• **Stated exercise**
Reproduce every line of the data below word for word, leaving out the pictures.

========================================

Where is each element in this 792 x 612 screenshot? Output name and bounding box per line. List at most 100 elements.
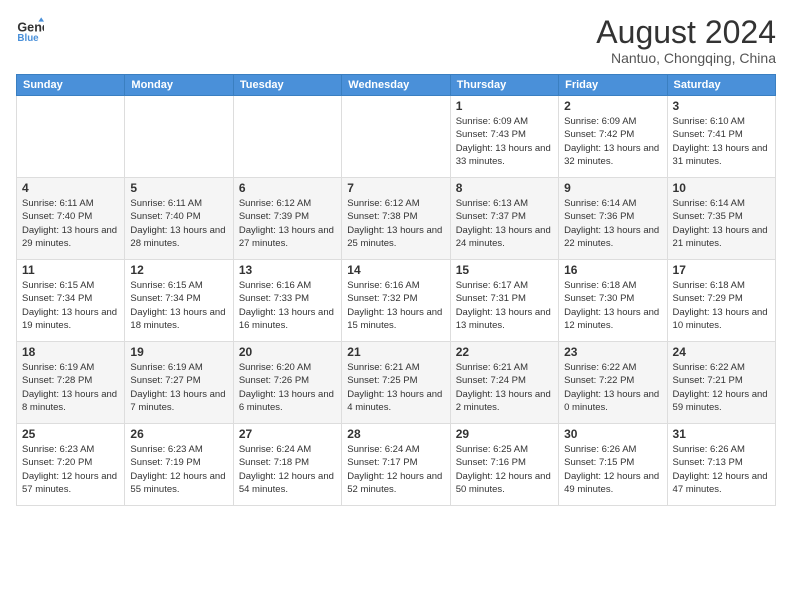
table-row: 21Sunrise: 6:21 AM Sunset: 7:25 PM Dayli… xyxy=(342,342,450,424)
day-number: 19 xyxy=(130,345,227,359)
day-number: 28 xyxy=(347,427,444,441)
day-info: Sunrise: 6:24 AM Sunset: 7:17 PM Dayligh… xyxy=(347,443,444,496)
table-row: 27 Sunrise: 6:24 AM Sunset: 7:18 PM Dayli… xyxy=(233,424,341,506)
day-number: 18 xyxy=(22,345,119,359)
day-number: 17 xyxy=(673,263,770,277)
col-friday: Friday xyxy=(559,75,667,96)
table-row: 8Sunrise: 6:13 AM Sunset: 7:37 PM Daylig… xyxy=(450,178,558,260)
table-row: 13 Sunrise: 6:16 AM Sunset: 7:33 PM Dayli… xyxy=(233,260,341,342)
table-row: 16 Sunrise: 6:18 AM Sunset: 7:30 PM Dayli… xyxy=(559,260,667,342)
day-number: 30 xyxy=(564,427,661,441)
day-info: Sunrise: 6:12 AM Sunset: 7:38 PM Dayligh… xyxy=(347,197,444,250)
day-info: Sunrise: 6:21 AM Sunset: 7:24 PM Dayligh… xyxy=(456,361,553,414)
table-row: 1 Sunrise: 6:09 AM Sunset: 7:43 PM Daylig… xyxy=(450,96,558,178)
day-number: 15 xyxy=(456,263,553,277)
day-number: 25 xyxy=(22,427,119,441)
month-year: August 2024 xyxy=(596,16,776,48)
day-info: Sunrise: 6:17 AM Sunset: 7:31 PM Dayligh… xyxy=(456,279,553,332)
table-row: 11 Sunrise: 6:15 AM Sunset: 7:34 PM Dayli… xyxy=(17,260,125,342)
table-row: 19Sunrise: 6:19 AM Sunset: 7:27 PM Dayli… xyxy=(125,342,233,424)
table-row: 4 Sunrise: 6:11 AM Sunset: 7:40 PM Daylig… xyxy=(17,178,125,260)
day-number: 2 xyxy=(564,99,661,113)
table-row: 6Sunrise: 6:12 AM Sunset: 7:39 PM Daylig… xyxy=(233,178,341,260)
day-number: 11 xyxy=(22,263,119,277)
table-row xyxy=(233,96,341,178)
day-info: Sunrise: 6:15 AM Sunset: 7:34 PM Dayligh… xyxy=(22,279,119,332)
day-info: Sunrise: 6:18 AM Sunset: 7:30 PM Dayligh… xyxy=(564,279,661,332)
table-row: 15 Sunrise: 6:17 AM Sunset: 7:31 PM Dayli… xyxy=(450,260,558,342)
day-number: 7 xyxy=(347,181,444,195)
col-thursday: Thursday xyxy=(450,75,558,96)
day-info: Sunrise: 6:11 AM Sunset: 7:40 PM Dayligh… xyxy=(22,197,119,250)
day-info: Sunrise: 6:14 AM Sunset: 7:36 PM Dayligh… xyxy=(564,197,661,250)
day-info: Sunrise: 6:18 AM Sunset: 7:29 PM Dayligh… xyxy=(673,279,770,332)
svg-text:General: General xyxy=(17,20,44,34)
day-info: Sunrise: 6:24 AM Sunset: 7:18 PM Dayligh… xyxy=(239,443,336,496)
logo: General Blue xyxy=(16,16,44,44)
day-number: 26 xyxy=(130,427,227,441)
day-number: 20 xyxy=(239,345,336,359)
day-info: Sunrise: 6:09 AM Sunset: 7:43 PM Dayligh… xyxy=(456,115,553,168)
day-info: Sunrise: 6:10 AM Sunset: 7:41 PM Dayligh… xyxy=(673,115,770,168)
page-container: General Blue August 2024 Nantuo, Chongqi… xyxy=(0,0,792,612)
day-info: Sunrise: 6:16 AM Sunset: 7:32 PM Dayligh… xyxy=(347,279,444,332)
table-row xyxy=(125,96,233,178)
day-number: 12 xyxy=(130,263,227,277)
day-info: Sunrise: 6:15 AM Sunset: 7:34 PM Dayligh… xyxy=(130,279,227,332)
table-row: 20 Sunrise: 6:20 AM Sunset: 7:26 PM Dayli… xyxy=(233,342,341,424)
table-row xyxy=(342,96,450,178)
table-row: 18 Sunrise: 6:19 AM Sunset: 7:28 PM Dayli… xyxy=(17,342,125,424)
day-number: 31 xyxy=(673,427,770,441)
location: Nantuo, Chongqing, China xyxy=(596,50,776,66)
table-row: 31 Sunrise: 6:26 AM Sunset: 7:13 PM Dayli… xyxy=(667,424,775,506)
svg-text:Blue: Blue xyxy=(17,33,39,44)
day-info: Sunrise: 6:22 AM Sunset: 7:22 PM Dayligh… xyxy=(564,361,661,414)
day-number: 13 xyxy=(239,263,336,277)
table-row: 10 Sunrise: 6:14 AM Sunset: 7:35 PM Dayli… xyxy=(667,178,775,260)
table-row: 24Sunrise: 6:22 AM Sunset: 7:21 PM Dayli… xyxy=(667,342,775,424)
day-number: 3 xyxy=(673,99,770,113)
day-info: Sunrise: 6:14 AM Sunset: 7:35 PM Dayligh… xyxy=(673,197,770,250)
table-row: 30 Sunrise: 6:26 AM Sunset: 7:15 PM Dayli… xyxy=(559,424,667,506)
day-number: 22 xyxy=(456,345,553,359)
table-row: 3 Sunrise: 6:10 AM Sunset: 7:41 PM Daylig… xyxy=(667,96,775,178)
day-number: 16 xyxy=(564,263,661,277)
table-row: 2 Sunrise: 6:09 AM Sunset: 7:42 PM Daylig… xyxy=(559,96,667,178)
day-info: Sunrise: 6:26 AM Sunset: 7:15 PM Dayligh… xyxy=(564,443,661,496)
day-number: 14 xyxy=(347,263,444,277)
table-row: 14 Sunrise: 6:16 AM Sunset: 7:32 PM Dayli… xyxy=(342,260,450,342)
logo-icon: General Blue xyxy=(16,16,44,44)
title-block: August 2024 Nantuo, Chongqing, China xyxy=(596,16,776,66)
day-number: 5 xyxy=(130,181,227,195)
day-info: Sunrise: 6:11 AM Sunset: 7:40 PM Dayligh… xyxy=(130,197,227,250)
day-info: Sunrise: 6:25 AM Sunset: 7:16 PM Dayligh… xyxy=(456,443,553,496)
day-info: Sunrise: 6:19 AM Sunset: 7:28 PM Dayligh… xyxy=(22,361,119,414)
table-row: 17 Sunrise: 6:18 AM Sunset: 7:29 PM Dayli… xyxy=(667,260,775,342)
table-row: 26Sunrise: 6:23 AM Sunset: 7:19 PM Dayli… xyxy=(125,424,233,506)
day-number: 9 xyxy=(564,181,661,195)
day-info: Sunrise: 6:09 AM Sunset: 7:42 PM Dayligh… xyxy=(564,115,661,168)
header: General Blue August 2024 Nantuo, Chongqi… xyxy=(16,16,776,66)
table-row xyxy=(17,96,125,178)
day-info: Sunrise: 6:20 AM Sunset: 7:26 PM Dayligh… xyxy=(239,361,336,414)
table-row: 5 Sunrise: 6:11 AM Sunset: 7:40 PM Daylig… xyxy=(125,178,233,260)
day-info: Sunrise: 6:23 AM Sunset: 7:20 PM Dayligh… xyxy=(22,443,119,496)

========================================

• **Task response**
Where is each element in this 792 x 612 screenshot? Output name and bounding box per line. List at most 100 elements.
table-row: 21Sunrise: 6:21 AM Sunset: 7:25 PM Dayli… xyxy=(342,342,450,424)
day-number: 19 xyxy=(130,345,227,359)
day-number: 28 xyxy=(347,427,444,441)
day-info: Sunrise: 6:24 AM Sunset: 7:17 PM Dayligh… xyxy=(347,443,444,496)
table-row: 27 Sunrise: 6:24 AM Sunset: 7:18 PM Dayli… xyxy=(233,424,341,506)
day-number: 18 xyxy=(22,345,119,359)
day-number: 17 xyxy=(673,263,770,277)
col-friday: Friday xyxy=(559,75,667,96)
table-row: 8Sunrise: 6:13 AM Sunset: 7:37 PM Daylig… xyxy=(450,178,558,260)
table-row: 13 Sunrise: 6:16 AM Sunset: 7:33 PM Dayli… xyxy=(233,260,341,342)
table-row: 16 Sunrise: 6:18 AM Sunset: 7:30 PM Dayli… xyxy=(559,260,667,342)
day-number: 30 xyxy=(564,427,661,441)
day-info: Sunrise: 6:12 AM Sunset: 7:38 PM Dayligh… xyxy=(347,197,444,250)
day-info: Sunrise: 6:21 AM Sunset: 7:24 PM Dayligh… xyxy=(456,361,553,414)
table-row: 1 Sunrise: 6:09 AM Sunset: 7:43 PM Daylig… xyxy=(450,96,558,178)
day-number: 15 xyxy=(456,263,553,277)
day-number: 25 xyxy=(22,427,119,441)
month-year: August 2024 xyxy=(596,16,776,48)
day-info: Sunrise: 6:17 AM Sunset: 7:31 PM Dayligh… xyxy=(456,279,553,332)
table-row: 11 Sunrise: 6:15 AM Sunset: 7:34 PM Dayli… xyxy=(17,260,125,342)
table-row: 19Sunrise: 6:19 AM Sunset: 7:27 PM Dayli… xyxy=(125,342,233,424)
table-row: 4 Sunrise: 6:11 AM Sunset: 7:40 PM Daylig… xyxy=(17,178,125,260)
day-number: 2 xyxy=(564,99,661,113)
table-row: 6Sunrise: 6:12 AM Sunset: 7:39 PM Daylig… xyxy=(233,178,341,260)
day-number: 11 xyxy=(22,263,119,277)
table-row xyxy=(233,96,341,178)
day-info: Sunrise: 6:15 AM Sunset: 7:34 PM Dayligh… xyxy=(22,279,119,332)
day-info: Sunrise: 6:18 AM Sunset: 7:30 PM Dayligh… xyxy=(564,279,661,332)
table-row: 15 Sunrise: 6:17 AM Sunset: 7:31 PM Dayli… xyxy=(450,260,558,342)
day-number: 7 xyxy=(347,181,444,195)
col-thursday: Thursday xyxy=(450,75,558,96)
day-info: Sunrise: 6:11 AM Sunset: 7:40 PM Dayligh… xyxy=(22,197,119,250)
day-info: Sunrise: 6:14 AM Sunset: 7:36 PM Dayligh… xyxy=(564,197,661,250)
day-info: Sunrise: 6:18 AM Sunset: 7:29 PM Dayligh… xyxy=(673,279,770,332)
svg-text:General: General xyxy=(17,20,44,34)
day-info: Sunrise: 6:24 AM Sunset: 7:18 PM Dayligh… xyxy=(239,443,336,496)
logo: General Blue xyxy=(16,16,44,44)
day-number: 26 xyxy=(130,427,227,441)
day-number: 20 xyxy=(239,345,336,359)
day-info: Sunrise: 6:09 AM Sunset: 7:43 PM Dayligh… xyxy=(456,115,553,168)
day-info: Sunrise: 6:10 AM Sunset: 7:41 PM Dayligh… xyxy=(673,115,770,168)
page-container: General Blue August 2024 Nantuo, Chongqi… xyxy=(0,0,792,612)
day-info: Sunrise: 6:16 AM Sunset: 7:32 PM Dayligh… xyxy=(347,279,444,332)
table-row xyxy=(125,96,233,178)
day-number: 12 xyxy=(130,263,227,277)
day-info: Sunrise: 6:15 AM Sunset: 7:34 PM Dayligh… xyxy=(130,279,227,332)
table-row: 20 Sunrise: 6:20 AM Sunset: 7:26 PM Dayli… xyxy=(233,342,341,424)
table-row xyxy=(342,96,450,178)
table-row: 18 Sunrise: 6:19 AM Sunset: 7:28 PM Dayli… xyxy=(17,342,125,424)
day-number: 31 xyxy=(673,427,770,441)
location: Nantuo, Chongqing, China xyxy=(596,50,776,66)
table-row: 31 Sunrise: 6:26 AM Sunset: 7:13 PM Dayli… xyxy=(667,424,775,506)
svg-text:Blue: Blue xyxy=(17,33,39,44)
day-info: Sunrise: 6:22 AM Sunset: 7:22 PM Dayligh… xyxy=(564,361,661,414)
day-number: 13 xyxy=(239,263,336,277)
table-row: 10 Sunrise: 6:14 AM Sunset: 7:35 PM Dayli… xyxy=(667,178,775,260)
table-row: 24Sunrise: 6:22 AM Sunset: 7:21 PM Dayli… xyxy=(667,342,775,424)
day-number: 3 xyxy=(673,99,770,113)
day-info: Sunrise: 6:14 AM Sunset: 7:35 PM Dayligh… xyxy=(673,197,770,250)
table-row: 30 Sunrise: 6:26 AM Sunset: 7:15 PM Dayli… xyxy=(559,424,667,506)
day-number: 22 xyxy=(456,345,553,359)
table-row: 3 Sunrise: 6:10 AM Sunset: 7:41 PM Daylig… xyxy=(667,96,775,178)
day-number: 16 xyxy=(564,263,661,277)
table-row: 2 Sunrise: 6:09 AM Sunset: 7:42 PM Daylig… xyxy=(559,96,667,178)
day-info: Sunrise: 6:26 AM Sunset: 7:15 PM Dayligh… xyxy=(564,443,661,496)
day-number: 14 xyxy=(347,263,444,277)
table-row: 14 Sunrise: 6:16 AM Sunset: 7:32 PM Dayli… xyxy=(342,260,450,342)
logo-icon: General Blue xyxy=(16,16,44,44)
title-block: August 2024 Nantuo, Chongqing, China xyxy=(596,16,776,66)
day-number: 5 xyxy=(130,181,227,195)
day-info: Sunrise: 6:11 AM Sunset: 7:40 PM Dayligh… xyxy=(130,197,227,250)
day-info: Sunrise: 6:25 AM Sunset: 7:16 PM Dayligh… xyxy=(456,443,553,496)
day-info: Sunrise: 6:19 AM Sunset: 7:28 PM Dayligh… xyxy=(22,361,119,414)
table-row: 17 Sunrise: 6:18 AM Sunset: 7:29 PM Dayli… xyxy=(667,260,775,342)
table-row: 26Sunrise: 6:23 AM Sunset: 7:19 PM Dayli… xyxy=(125,424,233,506)
day-number: 9 xyxy=(564,181,661,195)
day-info: Sunrise: 6:09 AM Sunset: 7:42 PM Dayligh… xyxy=(564,115,661,168)
header: General Blue August 2024 Nantuo, Chongqi… xyxy=(16,16,776,66)
table-row xyxy=(17,96,125,178)
day-info: Sunrise: 6:20 AM Sunset: 7:26 PM Dayligh… xyxy=(239,361,336,414)
table-row: 5 Sunrise: 6:11 AM Sunset: 7:40 PM Daylig… xyxy=(125,178,233,260)
day-info: Sunrise: 6:23 AM Sunset: 7:20 PM Dayligh… xyxy=(22,443,119,496)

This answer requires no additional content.